**INSTRUCTIONS TO FOLLOW:** Locate the word "title" in the data below, then copy every line that holds it.

#### PROVIDED RECORDS ####

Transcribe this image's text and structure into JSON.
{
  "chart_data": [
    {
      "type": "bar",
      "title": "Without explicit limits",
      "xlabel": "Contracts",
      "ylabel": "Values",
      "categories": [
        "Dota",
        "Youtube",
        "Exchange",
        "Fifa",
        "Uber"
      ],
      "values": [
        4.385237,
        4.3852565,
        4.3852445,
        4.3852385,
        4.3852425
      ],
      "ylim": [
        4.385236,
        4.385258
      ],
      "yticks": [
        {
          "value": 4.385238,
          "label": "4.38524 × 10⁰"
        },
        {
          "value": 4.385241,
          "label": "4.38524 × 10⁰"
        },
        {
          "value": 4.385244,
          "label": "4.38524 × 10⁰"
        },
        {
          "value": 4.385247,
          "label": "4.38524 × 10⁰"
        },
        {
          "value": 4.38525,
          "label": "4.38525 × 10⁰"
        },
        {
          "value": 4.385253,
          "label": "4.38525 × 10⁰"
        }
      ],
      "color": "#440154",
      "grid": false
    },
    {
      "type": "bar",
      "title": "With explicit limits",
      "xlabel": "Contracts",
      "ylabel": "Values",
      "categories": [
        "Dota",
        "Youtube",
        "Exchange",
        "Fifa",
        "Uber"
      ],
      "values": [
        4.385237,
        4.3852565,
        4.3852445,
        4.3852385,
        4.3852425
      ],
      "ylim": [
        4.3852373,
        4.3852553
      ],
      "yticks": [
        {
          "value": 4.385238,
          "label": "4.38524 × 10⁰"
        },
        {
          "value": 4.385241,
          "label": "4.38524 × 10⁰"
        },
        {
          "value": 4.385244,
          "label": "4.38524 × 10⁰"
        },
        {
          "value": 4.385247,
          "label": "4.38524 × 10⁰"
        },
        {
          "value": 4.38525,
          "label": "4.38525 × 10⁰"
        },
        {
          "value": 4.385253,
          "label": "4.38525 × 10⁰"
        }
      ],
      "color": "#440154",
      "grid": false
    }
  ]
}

####

**WORKED ANSWER:**
      "title": "Without explicit limits",
      "title": "With explicit limits",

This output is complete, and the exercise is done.